** What you will do **
Identify, in the records below, every line where the string "relationship" appears, and copy each such line.
--- begin Exercise input ---
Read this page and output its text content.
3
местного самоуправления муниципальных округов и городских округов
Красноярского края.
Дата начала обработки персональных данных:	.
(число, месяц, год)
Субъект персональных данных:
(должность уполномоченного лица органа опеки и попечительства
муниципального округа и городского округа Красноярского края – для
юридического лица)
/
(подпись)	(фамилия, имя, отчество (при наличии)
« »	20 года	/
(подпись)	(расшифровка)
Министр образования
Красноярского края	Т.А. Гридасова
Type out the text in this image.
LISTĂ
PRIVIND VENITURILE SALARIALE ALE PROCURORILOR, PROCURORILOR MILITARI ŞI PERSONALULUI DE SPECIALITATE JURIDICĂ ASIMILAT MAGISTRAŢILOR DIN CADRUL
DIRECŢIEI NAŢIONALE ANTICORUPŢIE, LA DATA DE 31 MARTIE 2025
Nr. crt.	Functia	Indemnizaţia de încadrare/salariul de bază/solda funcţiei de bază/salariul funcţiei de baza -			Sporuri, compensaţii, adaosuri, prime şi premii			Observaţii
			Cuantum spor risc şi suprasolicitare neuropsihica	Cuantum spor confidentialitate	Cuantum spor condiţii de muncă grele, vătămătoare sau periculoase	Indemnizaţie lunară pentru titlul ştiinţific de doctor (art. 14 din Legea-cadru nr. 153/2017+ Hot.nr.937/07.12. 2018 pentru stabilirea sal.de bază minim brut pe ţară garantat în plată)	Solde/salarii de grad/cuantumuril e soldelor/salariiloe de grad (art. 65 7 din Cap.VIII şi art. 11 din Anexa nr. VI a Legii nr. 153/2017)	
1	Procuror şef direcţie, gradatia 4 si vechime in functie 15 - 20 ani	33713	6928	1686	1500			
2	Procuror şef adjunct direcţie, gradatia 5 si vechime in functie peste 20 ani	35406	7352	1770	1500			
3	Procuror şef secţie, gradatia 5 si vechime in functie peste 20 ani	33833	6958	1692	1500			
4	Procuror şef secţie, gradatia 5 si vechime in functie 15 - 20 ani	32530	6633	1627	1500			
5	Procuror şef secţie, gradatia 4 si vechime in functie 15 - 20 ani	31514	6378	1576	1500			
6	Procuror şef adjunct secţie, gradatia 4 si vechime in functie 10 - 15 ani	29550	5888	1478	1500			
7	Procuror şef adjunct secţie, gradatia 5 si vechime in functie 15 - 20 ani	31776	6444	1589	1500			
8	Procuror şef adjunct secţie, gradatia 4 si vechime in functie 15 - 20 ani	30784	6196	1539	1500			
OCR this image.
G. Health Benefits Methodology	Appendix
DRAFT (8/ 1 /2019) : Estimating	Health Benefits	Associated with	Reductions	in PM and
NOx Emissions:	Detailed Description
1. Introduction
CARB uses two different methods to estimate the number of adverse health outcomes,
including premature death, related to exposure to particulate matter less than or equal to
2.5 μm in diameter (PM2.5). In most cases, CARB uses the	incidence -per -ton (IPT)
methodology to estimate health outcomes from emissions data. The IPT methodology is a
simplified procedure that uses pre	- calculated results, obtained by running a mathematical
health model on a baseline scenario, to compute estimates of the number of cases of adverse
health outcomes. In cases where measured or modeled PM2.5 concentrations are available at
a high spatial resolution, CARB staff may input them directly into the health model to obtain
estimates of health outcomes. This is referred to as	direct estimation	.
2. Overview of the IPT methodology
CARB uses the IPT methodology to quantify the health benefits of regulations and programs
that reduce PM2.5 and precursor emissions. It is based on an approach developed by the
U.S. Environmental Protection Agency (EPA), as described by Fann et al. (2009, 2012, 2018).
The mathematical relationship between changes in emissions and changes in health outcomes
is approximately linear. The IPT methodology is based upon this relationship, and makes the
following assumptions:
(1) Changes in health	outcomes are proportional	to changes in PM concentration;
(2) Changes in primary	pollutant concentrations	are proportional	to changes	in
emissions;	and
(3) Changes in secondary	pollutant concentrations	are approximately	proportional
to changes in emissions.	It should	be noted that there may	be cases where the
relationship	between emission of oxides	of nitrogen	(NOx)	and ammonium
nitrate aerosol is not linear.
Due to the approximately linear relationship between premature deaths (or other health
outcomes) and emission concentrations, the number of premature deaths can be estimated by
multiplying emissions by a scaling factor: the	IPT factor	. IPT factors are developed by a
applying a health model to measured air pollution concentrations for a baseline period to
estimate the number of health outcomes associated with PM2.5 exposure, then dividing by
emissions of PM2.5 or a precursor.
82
--- end Exercise input ---
** Solution to this task **
The mathematical relationship between changes in emissions and changes in health outcomes
is approximately linear. The IPT methodology is based upon this relationship, and makes the
relationship	between emission of oxides	of nitrogen	(NOx)	and ammonium
Due to the approximately linear relationship between premature deaths (or other health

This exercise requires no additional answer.